Records for processing:
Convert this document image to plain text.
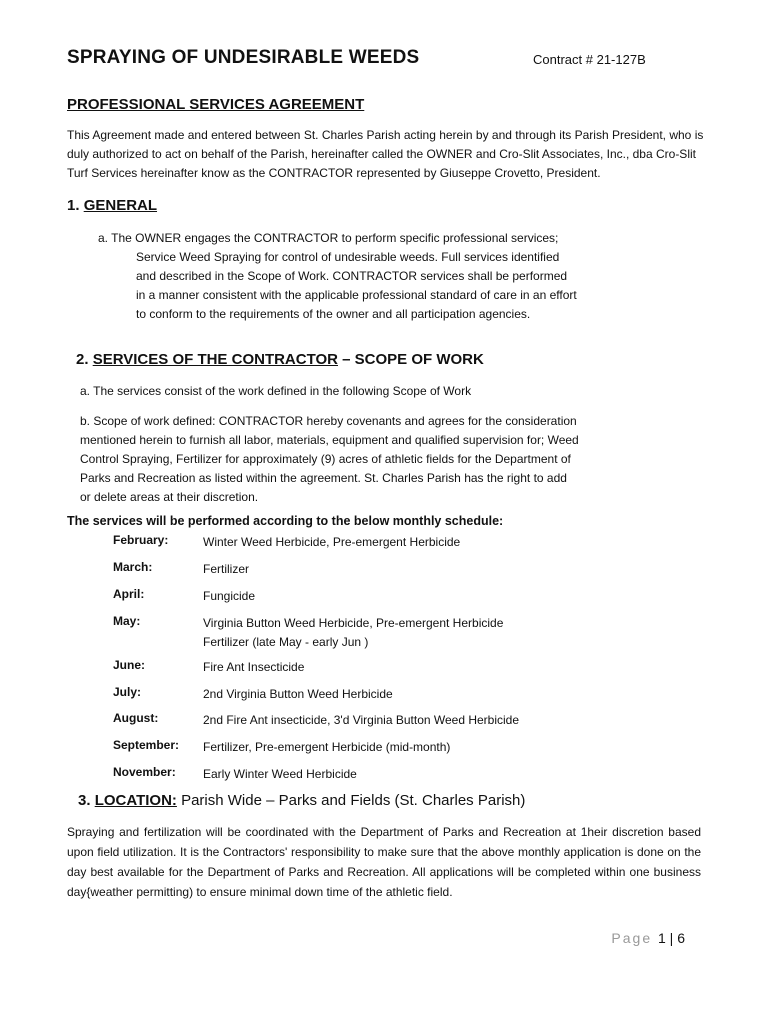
SPRAYING OF UNDESIRABLE WEEDS	Contract # 21-127B
PROFESSIONAL SERVICES AGREEMENT

This Agreement made and entered between St. Charles Parish acting herein by and through its Parish President, who is duly authorized to act on behalf of the Parish, hereinafter called the OWNER and Cro-Slit Associates, Inc., dba Cro-Slit Turf Services hereinafter know as the CONTRACTOR represented by Giuseppe Crovetto, President.

1. GENERAL
a. The OWNER engages the CONTRACTOR to perform specific professional services;
Service Weed Spraying for control of undesirable weeds. Full services identified and described in the Scope of Work. CONTRACTOR services shall be performed in a manner consistent with the applicable professional standard of care in an effort to conform to the requirements of the owner and all participation agencies.
2. SERVICES OF THE CONTRACTOR – SCOPE OF WORK
a. The services consist of the work defined in the following Scope of Work
b. Scope of work defined: CONTRACTOR hereby covenants and agrees for the consideration mentioned herein to furnish all labor, materials, equipment and qualified supervision for; Weed Control Spraying, Fertilizer for approximately (9) acres of athletic fields for the Department of Parks and Recreation as listed within the agreement. St. Charles Parish has the right to add or delete areas at their discretion.
The services will be performed according to the below monthly schedule:
February:	Winter Weed Herbicide, Pre-emergent Herbicide
March:	Fertilizer
April:	Fungicide
May:	Virginia Button Weed Herbicide, Pre-emergent Herbicide
Fertilizer (late May - early Jun )
June:	Fire Ant Insecticide
July:	2nd Virginia Button Weed Herbicide
August:	2nd Fire Ant insecticide, 3'd Virginia Button Weed Herbicide
September:	Fertilizer, Pre-emergent Herbicide (mid-month)
November:	Early Winter Weed Herbicide
3. LOCATION: Parish Wide – Parks and Fields (St. Charles Parish)

Spraying and fertilization will be coordinated with the Department of Parks and Recreation at 1heir discretion based upon field utilization. It is the Contractors' responsibility to make sure that the above monthly application is done on the day best available for the Department of Parks and Recreation. All applications will be completed within one business day{weather permitting) to ensure minimal down time of the athletic field.

Page 1 | 6
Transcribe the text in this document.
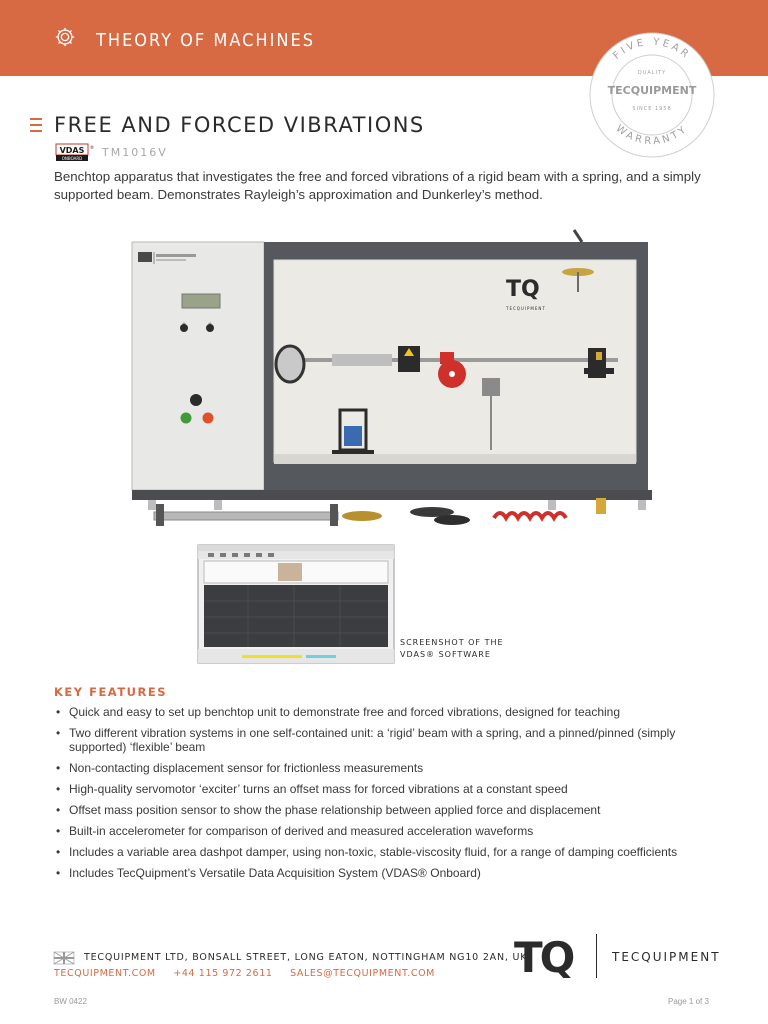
THEORY OF MACHINES
FIVE YEAR
WARRANTY
QUALITY
TECQUIPMENT
SINCE 1958
FREE AND FORCED VIBRATIONS
VDAS
ONBOARD
® TM1016V

Benchtop apparatus that investigates the free and forced vibrations of a rigid beam with a spring, and a simply supported beam. Demonstrates Rayleigh’s approximation and Dunkerley’s method.

TQ
TECQUIPMENT
SCREENSHOT OF THE
VDAS® SOFTWARE
KEY FEATURES
• Quick and easy to set up benchtop unit to demonstrate free and forced vibrations, designed for teaching
• Two different vibration systems in one self-contained unit: a ‘rigid’ beam with a spring, and a pinned/pinned (simply supported) ‘flexible’ beam
• Non-contacting displacement sensor for frictionless measurements
• High-quality servomotor ‘exciter’ turns an offset mass for forced vibrations at a constant speed
• Offset mass position sensor to show the phase relationship between applied force and displacement
• Built-in accelerometer for comparison of derived and measured acceleration waveforms
• Includes a variable area dashpot damper, using non-toxic, stable-viscosity fluid, for a range of damping coefficients
• Includes TecQuipment’s Versatile Data Acquisition System (VDAS® Onboard)
TECQUIPMENT LTD, BONSALL STREET, LONG EATON, NOTTINGHAM NG10 2AN, UK
TECQUIPMENT.COM +44 115 972 2611 SALES@TECQUIPMENT.COM	TQ	TECQUIPMENT
BW 0422	Page 1 of 3
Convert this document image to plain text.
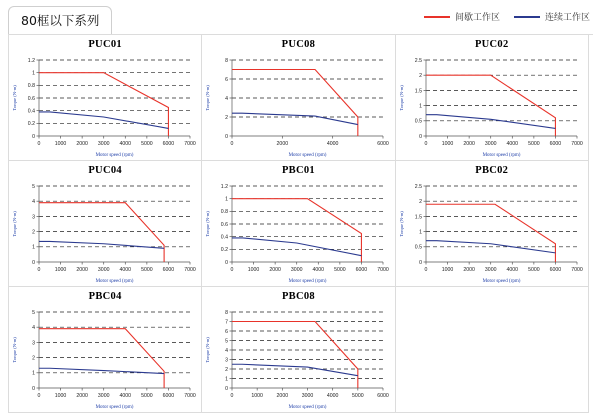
80框以下系列	间歇工作区	连续工作区
PUC01
0
0.2
0.4
0.6
0.8
1
1.2
0	1000 2000 3000 4000 5000 6000 7000
Motor speed (rpm)
Torque (N-m)
PUC08
0
2
4
6
8
0	2000	4000	6000
Motor speed (rpm)
Torque (N-m)
PUC02
0
0.5
1
1.5
2
2.5
0	1000 2000 3000 4000 5000 6000 7000
Motor speed (rpm)
Torque (N-m)
PUC04
0
1
2
3
4
5
0	1000 2000 3000 4000 5000 6000 7000
Motor speed (rpm)
Torque (N-m)
PBC01
0
0.2
0.4
0.6
0.8
1
1.2
0	1000 2000 3000 4000 5000 6000 7000
Motor speed (rpm)
Torque (N-m)
PBC02
0
0.5
1
1.5
2
2.5
0	1000 2000 3000 4000 5000 6000 7000
Motor speed (rpm)
Torque (N-m)
PBC04
0
1
2
3
4
5
0	1000 2000 3000 4000 5000 6000 7000
Motor speed (rpm)
Torque (N-m)
PBC08
0
1
2
3
4
5
6
7
8
0	1000	2000	3000	4000	5000	6000
Motor speed (rpm)
Torque (N-m)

Goal of the exercise:
Omit the pictures and output all of the other material exactly.

Response below:
Convert this document image to plain text.
SPRAYING OF UNDESIRABLE WEEDS	Contract # 21-127B
PROFESSIONAL SERVICES AGREEMENT

This Agreement made and entered between St. Charles Parish acting herein by and through its Parish President, who is duly authorized to act on behalf of the Parish, hereinafter called the OWNER and Cro-Slit Associates, Inc., dba Cro-Slit Turf Services hereinafter know as the CONTRACTOR represented by Giuseppe Crovetto, President.

1. GENERAL
a. The OWNER engages the CONTRACTOR to perform specific professional services;
Service Weed Spraying for control of undesirable weeds. Full services identified and described in the Scope of Work. CONTRACTOR services shall be performed in a manner consistent with the applicable professional standard of care in an effort to conform to the requirements of the owner and all participation agencies.
2. SERVICES OF THE CONTRACTOR – SCOPE OF WORK
a. The services consist of the work defined in the following Scope of Work
b. Scope of work defined: CONTRACTOR hereby covenants and agrees for the consideration mentioned herein to furnish all labor, materials, equipment and qualified supervision for; Weed Control Spraying, Fertilizer for approximately (9) acres of athletic fields for the Department of Parks and Recreation as listed within the agreement. St. Charles Parish has the right to add or delete areas at their discretion.
The services will be performed according to the below monthly schedule:
February:	Winter Weed Herbicide, Pre-emergent Herbicide
March:	Fertilizer
April:	Fungicide
May:	Virginia Button Weed Herbicide, Pre-emergent Herbicide
Fertilizer (late May - early Jun )
June:	Fire Ant Insecticide
July:	2nd Virginia Button Weed Herbicide
August:	2nd Fire Ant insecticide, 3'd Virginia Button Weed Herbicide
September:	Fertilizer, Pre-emergent Herbicide (mid-month)
November:	Early Winter Weed Herbicide
3. LOCATION: Parish Wide – Parks and Fields (St. Charles Parish)

Spraying and fertilization will be coordinated with the Department of Parks and Recreation at 1heir discretion based upon field utilization. It is the Contractors' responsibility to make sure that the above monthly application is done on the day best available for the Department of Parks and Recreation. All applications will be completed within one business day{weather permitting) to ensure minimal down time of the athletic field.

Page 1 | 6
Transcribe the text in this document.
THEORY OF MACHINES
FIVE YEAR
WARRANTY
QUALITY
TECQUIPMENT
SINCE 1958
FREE AND FORCED VIBRATIONS
VDAS
ONBOARD
® TM1016V

Benchtop apparatus that investigates the free and forced vibrations of a rigid beam with a spring, and a simply supported beam. Demonstrates Rayleigh’s approximation and Dunkerley’s method.

TQ
TECQUIPMENT
SCREENSHOT OF THE
VDAS® SOFTWARE
KEY FEATURES
• Quick and easy to set up benchtop unit to demonstrate free and forced vibrations, designed for teaching
• Two different vibration systems in one self-contained unit: a ‘rigid’ beam with a spring, and a pinned/pinned (simply supported) ‘flexible’ beam
• Non-contacting displacement sensor for frictionless measurements
• High-quality servomotor ‘exciter’ turns an offset mass for forced vibrations at a constant speed
• Offset mass position sensor to show the phase relationship between applied force and displacement
• Built-in accelerometer for comparison of derived and measured acceleration waveforms
• Includes a variable area dashpot damper, using non-toxic, stable-viscosity fluid, for a range of damping coefficients
• Includes TecQuipment’s Versatile Data Acquisition System (VDAS® Onboard)
TECQUIPMENT LTD, BONSALL STREET, LONG EATON, NOTTINGHAM NG10 2AN, UK
TECQUIPMENT.COM +44 115 972 2611 SALES@TECQUIPMENT.COM	TQ	TECQUIPMENT
BW 0422	Page 1 of 3
Convert this document image to plain text.
80框以下系列	间歇工作区	连续工作区
PUC01
0
0.2
0.4
0.6
0.8
1
1.2
0	1000 2000 3000 4000 5000 6000 7000
Motor speed (rpm)
Torque (N-m)
PUC08
0
2
4
6
8
0	2000	4000	6000
Motor speed (rpm)
Torque (N-m)
PUC02
0
0.5
1
1.5
2
2.5
0	1000 2000 3000 4000 5000 6000 7000
Motor speed (rpm)
Torque (N-m)
PUC04
0
1
2
3
4
5
0	1000 2000 3000 4000 5000 6000 7000
Motor speed (rpm)
Torque (N-m)
PBC01
0
0.2
0.4
0.6
0.8
1
1.2
0	1000 2000 3000 4000 5000 6000 7000
Motor speed (rpm)
Torque (N-m)
PBC02
0
0.5
1
1.5
2
2.5
0	1000 2000 3000 4000 5000 6000 7000
Motor speed (rpm)
Torque (N-m)
PBC04
0
1
2
3
4
5
0	1000 2000 3000 4000 5000 6000 7000
Motor speed (rpm)
Torque (N-m)
PBC08
0
1
2
3
4
5
6
7
8
0	1000	2000	3000	4000	5000	6000
Motor speed (rpm)
Torque (N-m)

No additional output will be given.